Stored records:
★ ★ ★
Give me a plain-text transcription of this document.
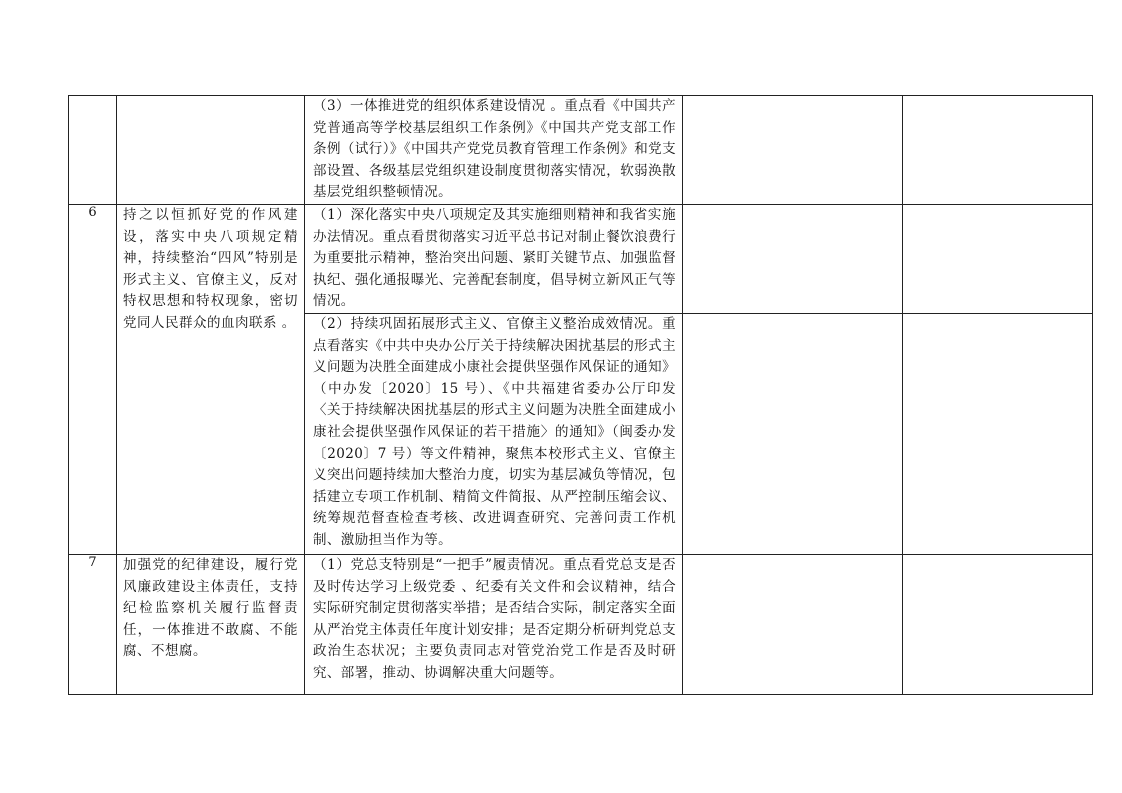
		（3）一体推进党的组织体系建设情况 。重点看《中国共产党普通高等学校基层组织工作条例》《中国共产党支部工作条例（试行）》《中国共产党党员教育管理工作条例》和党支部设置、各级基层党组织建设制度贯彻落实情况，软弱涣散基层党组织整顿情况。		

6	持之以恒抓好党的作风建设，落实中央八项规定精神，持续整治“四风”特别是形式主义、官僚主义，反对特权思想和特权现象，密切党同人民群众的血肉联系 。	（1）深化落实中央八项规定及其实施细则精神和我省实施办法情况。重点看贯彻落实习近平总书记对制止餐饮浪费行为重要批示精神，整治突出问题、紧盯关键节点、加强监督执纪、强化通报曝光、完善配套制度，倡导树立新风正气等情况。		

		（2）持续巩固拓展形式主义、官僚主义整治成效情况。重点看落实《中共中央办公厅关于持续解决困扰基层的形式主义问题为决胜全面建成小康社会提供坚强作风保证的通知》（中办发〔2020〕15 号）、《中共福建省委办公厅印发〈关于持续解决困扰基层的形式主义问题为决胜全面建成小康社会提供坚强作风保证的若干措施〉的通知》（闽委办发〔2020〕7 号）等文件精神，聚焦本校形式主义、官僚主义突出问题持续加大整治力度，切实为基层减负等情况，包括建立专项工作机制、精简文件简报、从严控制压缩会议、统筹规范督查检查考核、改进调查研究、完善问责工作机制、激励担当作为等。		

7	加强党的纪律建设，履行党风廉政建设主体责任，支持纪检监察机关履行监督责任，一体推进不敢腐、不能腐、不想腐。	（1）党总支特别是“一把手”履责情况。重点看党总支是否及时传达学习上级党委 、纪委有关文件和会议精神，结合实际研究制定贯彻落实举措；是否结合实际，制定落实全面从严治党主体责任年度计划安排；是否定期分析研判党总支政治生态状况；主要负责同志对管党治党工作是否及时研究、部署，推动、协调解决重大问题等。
★ ★ ★
Each line in the records above should be reproduced exactly; images are not copied.

Finished answer:
Give me a plain-text transcription of this document.
		（3）一体推进党的组织体系建设情况 。重点看《中国共产党普通高等学校基层组织工作条例》《中国共产党支部工作条例（试行）》《中国共产党党员教育管理工作条例》和党支部设置、各级基层党组织建设制度贯彻落实情况，软弱涣散基层党组织整顿情况。		

6	持之以恒抓好党的作风建设，落实中央八项规定精神，持续整治“四风”特别是形式主义、官僚主义，反对特权思想和特权现象，密切党同人民群众的血肉联系 。	（1）深化落实中央八项规定及其实施细则精神和我省实施办法情况。重点看贯彻落实习近平总书记对制止餐饮浪费行为重要批示精神，整治突出问题、紧盯关键节点、加强监督执纪、强化通报曝光、完善配套制度，倡导树立新风正气等情况。		

		（2）持续巩固拓展形式主义、官僚主义整治成效情况。重点看落实《中共中央办公厅关于持续解决困扰基层的形式主义问题为决胜全面建成小康社会提供坚强作风保证的通知》（中办发〔2020〕15 号）、《中共福建省委办公厅印发〈关于持续解决困扰基层的形式主义问题为决胜全面建成小康社会提供坚强作风保证的若干措施〉的通知》（闽委办发〔2020〕7 号）等文件精神，聚焦本校形式主义、官僚主义突出问题持续加大整治力度，切实为基层减负等情况，包括建立专项工作机制、精简文件简报、从严控制压缩会议、统筹规范督查检查考核、改进调查研究、完善问责工作机制、激励担当作为等。		

7	加强党的纪律建设，履行党风廉政建设主体责任，支持纪检监察机关履行监督责任，一体推进不敢腐、不能腐、不想腐。	（1）党总支特别是“一把手”履责情况。重点看党总支是否及时传达学习上级党委 、纪委有关文件和会议精神，结合实际研究制定贯彻落实举措；是否结合实际，制定落实全面从严治党主体责任年度计划安排；是否定期分析研判党总支政治生态状况；主要负责同志对管党治党工作是否及时研究、部署，推动、协调解决重大问题等。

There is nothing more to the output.